**What is expected:** Report every line from the material that contains the word "screenshot".

**Records to use:**
------------------------------------

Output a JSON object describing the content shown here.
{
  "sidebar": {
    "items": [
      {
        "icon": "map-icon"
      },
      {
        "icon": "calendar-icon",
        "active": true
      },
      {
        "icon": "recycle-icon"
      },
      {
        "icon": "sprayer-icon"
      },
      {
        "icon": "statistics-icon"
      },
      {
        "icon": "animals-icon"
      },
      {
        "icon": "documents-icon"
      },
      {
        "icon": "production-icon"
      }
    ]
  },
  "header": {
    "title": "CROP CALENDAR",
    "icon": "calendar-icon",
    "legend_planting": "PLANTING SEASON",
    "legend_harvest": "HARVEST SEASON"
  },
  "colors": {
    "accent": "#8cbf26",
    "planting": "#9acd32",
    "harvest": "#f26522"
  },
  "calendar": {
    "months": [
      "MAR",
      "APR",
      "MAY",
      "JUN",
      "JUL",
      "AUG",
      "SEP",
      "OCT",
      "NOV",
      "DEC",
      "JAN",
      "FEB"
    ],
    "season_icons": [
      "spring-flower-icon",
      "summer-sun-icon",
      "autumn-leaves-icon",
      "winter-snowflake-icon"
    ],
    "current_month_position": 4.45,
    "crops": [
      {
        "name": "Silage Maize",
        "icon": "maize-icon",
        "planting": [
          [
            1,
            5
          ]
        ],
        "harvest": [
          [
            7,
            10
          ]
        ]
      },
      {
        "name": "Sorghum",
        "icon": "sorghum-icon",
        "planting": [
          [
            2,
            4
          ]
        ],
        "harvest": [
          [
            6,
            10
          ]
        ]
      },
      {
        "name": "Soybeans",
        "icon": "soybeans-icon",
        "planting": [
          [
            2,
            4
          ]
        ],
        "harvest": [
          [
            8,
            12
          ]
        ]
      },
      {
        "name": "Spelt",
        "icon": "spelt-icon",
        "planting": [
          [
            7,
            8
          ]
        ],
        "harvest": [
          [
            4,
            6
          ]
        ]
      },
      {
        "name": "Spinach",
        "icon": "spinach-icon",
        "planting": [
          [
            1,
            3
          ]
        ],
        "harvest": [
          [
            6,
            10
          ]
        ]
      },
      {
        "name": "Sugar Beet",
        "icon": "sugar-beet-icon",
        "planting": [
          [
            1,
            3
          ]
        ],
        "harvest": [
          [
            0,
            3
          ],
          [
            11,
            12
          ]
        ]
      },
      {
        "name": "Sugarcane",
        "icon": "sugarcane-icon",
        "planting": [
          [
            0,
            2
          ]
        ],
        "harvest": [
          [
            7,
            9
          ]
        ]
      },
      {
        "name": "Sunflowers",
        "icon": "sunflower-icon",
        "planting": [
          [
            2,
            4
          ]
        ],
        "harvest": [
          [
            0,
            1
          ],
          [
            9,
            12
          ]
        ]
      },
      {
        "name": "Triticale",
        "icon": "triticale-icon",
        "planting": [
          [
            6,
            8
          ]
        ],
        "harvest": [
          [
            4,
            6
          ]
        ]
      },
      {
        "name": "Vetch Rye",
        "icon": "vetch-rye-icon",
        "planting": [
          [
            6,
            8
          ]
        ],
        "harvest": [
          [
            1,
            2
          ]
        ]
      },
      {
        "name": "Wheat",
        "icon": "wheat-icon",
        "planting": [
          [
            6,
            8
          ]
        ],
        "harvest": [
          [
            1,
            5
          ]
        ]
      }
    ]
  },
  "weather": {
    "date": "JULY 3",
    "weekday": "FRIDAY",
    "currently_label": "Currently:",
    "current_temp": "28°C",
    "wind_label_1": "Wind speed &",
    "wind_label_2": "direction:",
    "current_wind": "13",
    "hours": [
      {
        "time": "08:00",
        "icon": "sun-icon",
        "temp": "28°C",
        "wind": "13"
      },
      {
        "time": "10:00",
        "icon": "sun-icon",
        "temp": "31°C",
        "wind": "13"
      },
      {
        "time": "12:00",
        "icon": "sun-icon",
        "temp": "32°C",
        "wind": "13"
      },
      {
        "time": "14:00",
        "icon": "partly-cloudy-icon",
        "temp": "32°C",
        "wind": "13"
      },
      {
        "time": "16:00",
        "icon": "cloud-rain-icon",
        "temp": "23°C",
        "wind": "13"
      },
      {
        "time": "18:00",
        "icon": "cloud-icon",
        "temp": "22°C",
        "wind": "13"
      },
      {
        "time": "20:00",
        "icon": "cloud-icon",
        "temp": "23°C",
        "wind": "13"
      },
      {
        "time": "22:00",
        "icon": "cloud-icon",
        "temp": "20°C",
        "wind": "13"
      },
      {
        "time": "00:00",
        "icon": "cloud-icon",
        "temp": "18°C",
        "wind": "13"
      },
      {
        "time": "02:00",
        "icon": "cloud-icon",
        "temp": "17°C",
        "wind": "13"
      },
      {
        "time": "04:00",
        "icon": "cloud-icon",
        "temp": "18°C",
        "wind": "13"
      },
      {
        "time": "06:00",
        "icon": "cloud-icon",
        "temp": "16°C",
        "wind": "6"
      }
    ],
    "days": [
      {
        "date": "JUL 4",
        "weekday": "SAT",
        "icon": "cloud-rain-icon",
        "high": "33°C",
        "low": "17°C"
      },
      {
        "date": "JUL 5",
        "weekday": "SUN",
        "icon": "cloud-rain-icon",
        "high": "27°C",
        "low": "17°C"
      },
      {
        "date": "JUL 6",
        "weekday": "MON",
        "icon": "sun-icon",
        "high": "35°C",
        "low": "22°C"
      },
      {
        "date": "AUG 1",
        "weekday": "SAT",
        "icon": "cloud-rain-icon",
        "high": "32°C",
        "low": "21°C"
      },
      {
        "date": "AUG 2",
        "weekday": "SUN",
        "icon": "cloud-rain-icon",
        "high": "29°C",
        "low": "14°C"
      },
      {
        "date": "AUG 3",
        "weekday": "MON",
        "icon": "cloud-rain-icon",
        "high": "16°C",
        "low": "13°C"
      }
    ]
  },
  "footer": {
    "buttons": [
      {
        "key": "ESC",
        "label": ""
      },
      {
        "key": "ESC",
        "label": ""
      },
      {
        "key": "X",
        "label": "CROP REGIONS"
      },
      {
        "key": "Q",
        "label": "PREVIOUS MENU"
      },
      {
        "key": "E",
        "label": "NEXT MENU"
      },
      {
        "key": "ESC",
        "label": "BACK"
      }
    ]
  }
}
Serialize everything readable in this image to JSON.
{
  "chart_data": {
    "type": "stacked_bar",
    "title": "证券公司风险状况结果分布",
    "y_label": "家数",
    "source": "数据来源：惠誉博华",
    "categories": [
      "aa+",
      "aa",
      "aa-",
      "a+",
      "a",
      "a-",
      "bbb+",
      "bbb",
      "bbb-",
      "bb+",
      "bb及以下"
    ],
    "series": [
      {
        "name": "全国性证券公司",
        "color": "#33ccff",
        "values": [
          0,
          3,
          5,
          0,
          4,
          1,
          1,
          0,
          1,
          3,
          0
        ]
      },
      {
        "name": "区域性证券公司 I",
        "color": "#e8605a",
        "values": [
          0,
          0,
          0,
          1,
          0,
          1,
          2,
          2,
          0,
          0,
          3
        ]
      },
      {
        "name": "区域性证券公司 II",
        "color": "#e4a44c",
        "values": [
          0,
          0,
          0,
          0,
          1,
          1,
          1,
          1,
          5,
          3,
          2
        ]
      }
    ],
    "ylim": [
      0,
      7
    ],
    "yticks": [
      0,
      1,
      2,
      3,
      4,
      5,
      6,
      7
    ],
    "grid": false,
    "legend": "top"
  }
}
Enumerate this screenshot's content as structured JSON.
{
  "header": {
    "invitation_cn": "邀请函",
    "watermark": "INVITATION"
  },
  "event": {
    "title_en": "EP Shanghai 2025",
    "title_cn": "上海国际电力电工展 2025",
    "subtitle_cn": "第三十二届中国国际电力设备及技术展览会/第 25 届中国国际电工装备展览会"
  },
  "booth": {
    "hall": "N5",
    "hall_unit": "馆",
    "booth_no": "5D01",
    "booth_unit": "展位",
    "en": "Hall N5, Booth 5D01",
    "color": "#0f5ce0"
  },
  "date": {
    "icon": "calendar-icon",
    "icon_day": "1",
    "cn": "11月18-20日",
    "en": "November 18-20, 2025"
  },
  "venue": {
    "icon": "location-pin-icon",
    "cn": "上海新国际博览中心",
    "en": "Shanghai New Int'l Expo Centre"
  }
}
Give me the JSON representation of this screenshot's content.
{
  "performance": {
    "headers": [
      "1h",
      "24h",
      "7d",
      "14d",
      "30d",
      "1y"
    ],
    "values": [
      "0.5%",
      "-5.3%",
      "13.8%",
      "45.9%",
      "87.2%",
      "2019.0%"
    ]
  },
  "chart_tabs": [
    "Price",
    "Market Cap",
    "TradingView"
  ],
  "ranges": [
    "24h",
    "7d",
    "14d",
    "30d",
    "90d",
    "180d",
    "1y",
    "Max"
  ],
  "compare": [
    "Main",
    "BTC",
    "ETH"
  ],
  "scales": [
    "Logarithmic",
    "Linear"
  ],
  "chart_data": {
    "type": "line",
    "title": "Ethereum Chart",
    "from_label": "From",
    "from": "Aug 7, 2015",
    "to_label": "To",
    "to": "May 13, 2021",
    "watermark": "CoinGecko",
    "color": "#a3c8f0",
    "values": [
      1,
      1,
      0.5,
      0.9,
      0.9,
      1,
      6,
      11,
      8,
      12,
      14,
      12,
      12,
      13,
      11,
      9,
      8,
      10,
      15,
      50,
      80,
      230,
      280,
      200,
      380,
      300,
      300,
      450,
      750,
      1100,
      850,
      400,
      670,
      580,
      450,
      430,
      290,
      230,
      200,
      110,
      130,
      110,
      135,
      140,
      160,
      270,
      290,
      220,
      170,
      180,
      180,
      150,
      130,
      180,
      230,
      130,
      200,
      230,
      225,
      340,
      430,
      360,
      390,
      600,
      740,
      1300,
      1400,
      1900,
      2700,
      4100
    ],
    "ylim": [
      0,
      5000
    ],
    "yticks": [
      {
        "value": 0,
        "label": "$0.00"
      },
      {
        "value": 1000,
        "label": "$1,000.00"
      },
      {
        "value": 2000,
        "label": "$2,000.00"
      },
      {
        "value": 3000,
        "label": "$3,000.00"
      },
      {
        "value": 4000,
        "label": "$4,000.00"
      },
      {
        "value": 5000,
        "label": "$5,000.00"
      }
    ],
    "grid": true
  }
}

------------------------------------

**Finished exercise:**
Enumerate this screenshot's content as structured JSON.
Give me the JSON representation of this screenshot's content.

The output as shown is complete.